Supplied information:

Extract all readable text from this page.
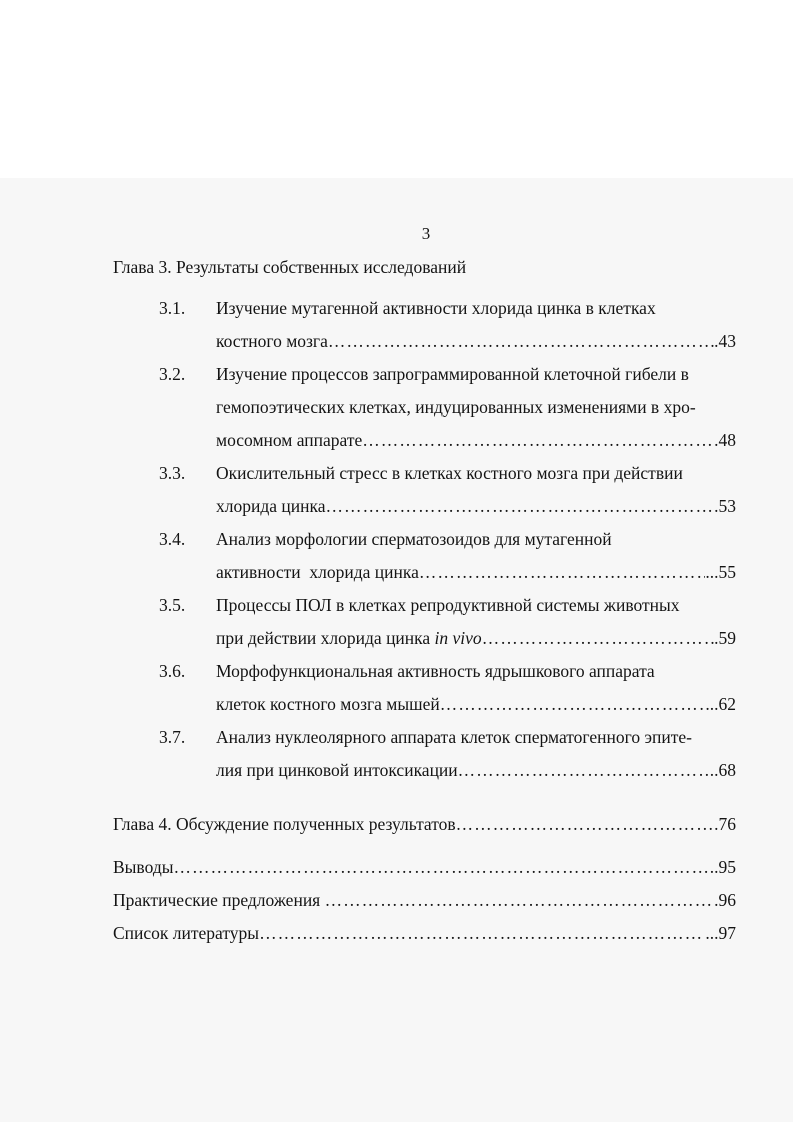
3
Глава 3. Результаты собственных исследований
3.1. Изучение мутагенной активности хлорида цинка в клетках
костного мозга ……………………………………………………………………………………………………………………………………………………………	.43
3.2. Изучение процессов запрограммированной клеточной гибели в
гемопоэтических клетках, индуцированных изменениями в хро-
мосомном аппарате ……………………………………………………………………………………………………………………………………………………………	.48
3.3. Окислительный стресс в клетках костного мозга при действии
хлорида цинка ……………………………………………………………………………………………………………………………………………………………	.53
3.4. Анализ морфологии сперматозоидов для мутагенной
активности  хлорида цинка ……………………………………………………………………………………………………………………………………………………………	...55
3.5. Процессы ПОЛ в клетках репродуктивной системы животных
при действии хлорида цинка
in vivo ……………………………………………………………………………………………………………………………………………………………	.59
3.6. Морфофункциональная активность ядрышкового аппарата
клеток костного мозга мышей ……………………………………………………………………………………………………………………………………………………………	...62
3.7. Анализ нуклеолярного аппарата клеток сперматогенного эпите-
лия при цинковой интоксикации ……………………………………………………………………………………………………………………………………………………………	..68
Глава 4. Обсуждение полученных результатов ……………………………………………………………………………………………………………………………………………………………	.76
Выводы ……………………………………………………………………………………………………………………………………………………………	..95
Практические предложения ……………………………………………………………………………………………………………………………………………………………	.96
Список литературы ……………………………………………………………………………………………………………………………………………………………	...97
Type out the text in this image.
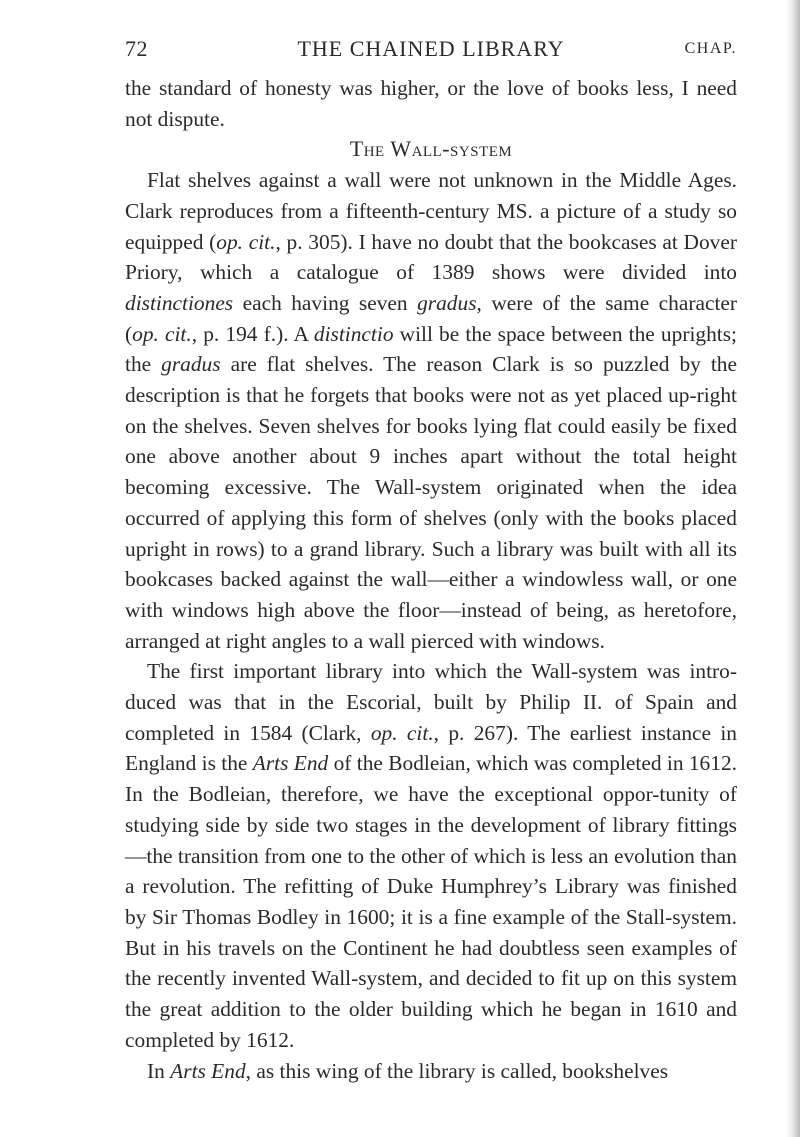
72	THE CHAINED LIBRARY	CHAP.

the standard of honesty was higher, or the love of books less, I need not dispute.

The Wall-system

Flat shelves against a wall were not unknown in the Middle Ages. Clark reproduces from a fifteenth-century MS. a picture of a study so equipped (op. cit., p. 305). I have no doubt that the bookcases at Dover Priory, which a catalogue of 1389 shows were divided into distinctiones each having seven gradus, were of the same character (op. cit., p. 194 f.). A distinctio will be the space between the uprights; the gradus are flat shelves. The reason Clark is so puzzled by the description is that he forgets that books were not as yet placed up-right on the shelves. Seven shelves for books lying flat could easily be fixed one above another about 9 inches apart without the total height becoming excessive. The Wall-system originated when the idea occurred of applying this form of shelves (only with the books placed upright in rows) to a grand library. Such a library was built with all its bookcases backed against the wall—either a windowless wall, or one with windows high above the floor—instead of being, as heretofore, arranged at right angles to a wall pierced with windows.

The first important library into which the Wall-system was intro-duced was that in the Escorial, built by Philip II. of Spain and completed in 1584 (Clark, op. cit., p. 267). The earliest instance in England is the Arts End of the Bodleian, which was completed in 1612. In the Bodleian, therefore, we have the exceptional oppor-tunity of studying side by side two stages in the development of library fittings—the transition from one to the other of which is less an evolution than a revolution. The refitting of Duke Humphrey’s Library was finished by Sir Thomas Bodley in 1600; it is a fine example of the Stall-system. But in his travels on the Continent he had doubtless seen examples of the recently invented Wall-system, and decided to fit up on this system the great addition to the older building which he began in 1610 and completed by 1612.

In Arts End, as this wing of the library is called, bookshelves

The problem:
Skip the pictures and print each record exactly as it stands.

The output:
Extract all readable text from this page.
3
Глава 3. Результаты собственных исследований
3.1. Изучение мутагенной активности хлорида цинка в клетках
костного мозга ……………………………………………………………………………………………………………………………………………………………	.43
3.2. Изучение процессов запрограммированной клеточной гибели в
гемопоэтических клетках, индуцированных изменениями в хро-
мосомном аппарате ……………………………………………………………………………………………………………………………………………………………	.48
3.3. Окислительный стресс в клетках костного мозга при действии
хлорида цинка ……………………………………………………………………………………………………………………………………………………………	.53
3.4. Анализ морфологии сперматозоидов для мутагенной
активности  хлорида цинка ……………………………………………………………………………………………………………………………………………………………	...55
3.5. Процессы ПОЛ в клетках репродуктивной системы животных
при действии хлорида цинка
in vivo ……………………………………………………………………………………………………………………………………………………………	.59
3.6. Морфофункциональная активность ядрышкового аппарата
клеток костного мозга мышей ……………………………………………………………………………………………………………………………………………………………	...62
3.7. Анализ нуклеолярного аппарата клеток сперматогенного эпите-
лия при цинковой интоксикации ……………………………………………………………………………………………………………………………………………………………	..68
Глава 4. Обсуждение полученных результатов ……………………………………………………………………………………………………………………………………………………………	.76
Выводы ……………………………………………………………………………………………………………………………………………………………	..95
Практические предложения ……………………………………………………………………………………………………………………………………………………………	.96
Список литературы ……………………………………………………………………………………………………………………………………………………………	...97
Type out the text in this image.
72	THE CHAINED LIBRARY	CHAP.

the standard of honesty was higher, or the love of books less, I need not dispute.

The Wall-system

Flat shelves against a wall were not unknown in the Middle Ages. Clark reproduces from a fifteenth-century MS. a picture of a study so equipped (op. cit., p. 305). I have no doubt that the bookcases at Dover Priory, which a catalogue of 1389 shows were divided into distinctiones each having seven gradus, were of the same character (op. cit., p. 194 f.). A distinctio will be the space between the uprights; the gradus are flat shelves. The reason Clark is so puzzled by the description is that he forgets that books were not as yet placed up-right on the shelves. Seven shelves for books lying flat could easily be fixed one above another about 9 inches apart without the total height becoming excessive. The Wall-system originated when the idea occurred of applying this form of shelves (only with the books placed upright in rows) to a grand library. Such a library was built with all its bookcases backed against the wall—either a windowless wall, or one with windows high above the floor—instead of being, as heretofore, arranged at right angles to a wall pierced with windows.

The first important library into which the Wall-system was intro-duced was that in the Escorial, built by Philip II. of Spain and completed in 1584 (Clark, op. cit., p. 267). The earliest instance in England is the Arts End of the Bodleian, which was completed in 1612. In the Bodleian, therefore, we have the exceptional oppor-tunity of studying side by side two stages in the development of library fittings—the transition from one to the other of which is less an evolution than a revolution. The refitting of Duke Humphrey’s Library was finished by Sir Thomas Bodley in 1600; it is a fine example of the Stall-system. But in his travels on the Continent he had doubtless seen examples of the recently invented Wall-system, and decided to fit up on this system the great addition to the older building which he began in 1610 and completed by 1612.

In Arts End, as this wing of the library is called, bookshelves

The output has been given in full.